RECORDED INFORMATION =>
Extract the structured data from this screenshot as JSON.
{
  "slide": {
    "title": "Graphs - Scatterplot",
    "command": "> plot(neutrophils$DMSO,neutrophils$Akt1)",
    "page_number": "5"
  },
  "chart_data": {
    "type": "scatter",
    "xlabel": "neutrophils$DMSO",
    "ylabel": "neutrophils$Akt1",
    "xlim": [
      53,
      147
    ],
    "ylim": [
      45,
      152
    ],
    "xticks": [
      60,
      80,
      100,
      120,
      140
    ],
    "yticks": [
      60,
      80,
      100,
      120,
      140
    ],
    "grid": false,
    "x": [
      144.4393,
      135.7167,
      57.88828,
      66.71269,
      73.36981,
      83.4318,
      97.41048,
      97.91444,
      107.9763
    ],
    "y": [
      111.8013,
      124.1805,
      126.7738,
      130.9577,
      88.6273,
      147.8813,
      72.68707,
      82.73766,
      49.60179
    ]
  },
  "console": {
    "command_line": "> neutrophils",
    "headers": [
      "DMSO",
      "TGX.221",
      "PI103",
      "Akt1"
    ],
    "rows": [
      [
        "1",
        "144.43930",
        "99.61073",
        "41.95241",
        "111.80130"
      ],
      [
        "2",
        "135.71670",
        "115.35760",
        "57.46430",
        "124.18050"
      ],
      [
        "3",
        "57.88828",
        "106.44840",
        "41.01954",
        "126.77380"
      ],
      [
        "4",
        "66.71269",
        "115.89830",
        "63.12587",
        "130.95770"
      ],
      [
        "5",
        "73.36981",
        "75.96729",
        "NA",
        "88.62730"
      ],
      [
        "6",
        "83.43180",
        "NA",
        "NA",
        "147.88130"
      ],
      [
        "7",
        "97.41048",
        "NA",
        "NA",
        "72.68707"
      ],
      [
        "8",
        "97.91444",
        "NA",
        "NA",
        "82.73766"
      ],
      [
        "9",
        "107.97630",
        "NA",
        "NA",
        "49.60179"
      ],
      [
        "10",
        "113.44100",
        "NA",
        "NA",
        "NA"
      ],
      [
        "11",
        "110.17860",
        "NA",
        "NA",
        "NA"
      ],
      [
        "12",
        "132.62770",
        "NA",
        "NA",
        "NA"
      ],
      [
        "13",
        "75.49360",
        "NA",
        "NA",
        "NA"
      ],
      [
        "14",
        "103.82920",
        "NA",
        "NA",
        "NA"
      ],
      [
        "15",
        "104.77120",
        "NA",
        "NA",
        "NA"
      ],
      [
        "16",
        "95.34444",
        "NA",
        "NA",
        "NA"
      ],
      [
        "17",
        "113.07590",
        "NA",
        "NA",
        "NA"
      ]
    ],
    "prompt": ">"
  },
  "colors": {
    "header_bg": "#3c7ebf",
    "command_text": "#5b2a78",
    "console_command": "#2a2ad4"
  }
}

EXERCISE DESCRIPTION =>
Output the listing above exactly as it appears.

RESULT OF THIS EXERCISE =>
Extract the structured data from this screenshot as JSON.
{
  "slide": {
    "title": "Graphs - Scatterplot",
    "command": "> plot(neutrophils$DMSO,neutrophils$Akt1)",
    "page_number": "5"
  },
  "chart_data": {
    "type": "scatter",
    "xlabel": "neutrophils$DMSO",
    "ylabel": "neutrophils$Akt1",
    "xlim": [
      53,
      147
    ],
    "ylim": [
      45,
      152
    ],
    "xticks": [
      60,
      80,
      100,
      120,
      140
    ],
    "yticks": [
      60,
      80,
      100,
      120,
      140
    ],
    "grid": false,
    "x": [
      144.4393,
      135.7167,
      57.88828,
      66.71269,
      73.36981,
      83.4318,
      97.41048,
      97.91444,
      107.9763
    ],
    "y": [
      111.8013,
      124.1805,
      126.7738,
      130.9577,
      88.6273,
      147.8813,
      72.68707,
      82.73766,
      49.60179
    ]
  },
  "console": {
    "command_line": "> neutrophils",
    "headers": [
      "DMSO",
      "TGX.221",
      "PI103",
      "Akt1"
    ],
    "rows": [
      [
        "1",
        "144.43930",
        "99.61073",
        "41.95241",
        "111.80130"
      ],
      [
        "2",
        "135.71670",
        "115.35760",
        "57.46430",
        "124.18050"
      ],
      [
        "3",
        "57.88828",
        "106.44840",
        "41.01954",
        "126.77380"
      ],
      [
        "4",
        "66.71269",
        "115.89830",
        "63.12587",
        "130.95770"
      ],
      [
        "5",
        "73.36981",
        "75.96729",
        "NA",
        "88.62730"
      ],
      [
        "6",
        "83.43180",
        "NA",
        "NA",
        "147.88130"
      ],
      [
        "7",
        "97.41048",
        "NA",
        "NA",
        "72.68707"
      ],
      [
        "8",
        "97.91444",
        "NA",
        "NA",
        "82.73766"
      ],
      [
        "9",
        "107.97630",
        "NA",
        "NA",
        "49.60179"
      ],
      [
        "10",
        "113.44100",
        "NA",
        "NA",
        "NA"
      ],
      [
        "11",
        "110.17860",
        "NA",
        "NA",
        "NA"
      ],
      [
        "12",
        "132.62770",
        "NA",
        "NA",
        "NA"
      ],
      [
        "13",
        "75.49360",
        "NA",
        "NA",
        "NA"
      ],
      [
        "14",
        "103.82920",
        "NA",
        "NA",
        "NA"
      ],
      [
        "15",
        "104.77120",
        "NA",
        "NA",
        "NA"
      ],
      [
        "16",
        "95.34444",
        "NA",
        "NA",
        "NA"
      ],
      [
        "17",
        "113.07590",
        "NA",
        "NA",
        "NA"
      ]
    ],
    "prompt": ">"
  },
  "colors": {
    "header_bg": "#3c7ebf",
    "command_text": "#5b2a78",
    "console_command": "#2a2ad4"
  }
}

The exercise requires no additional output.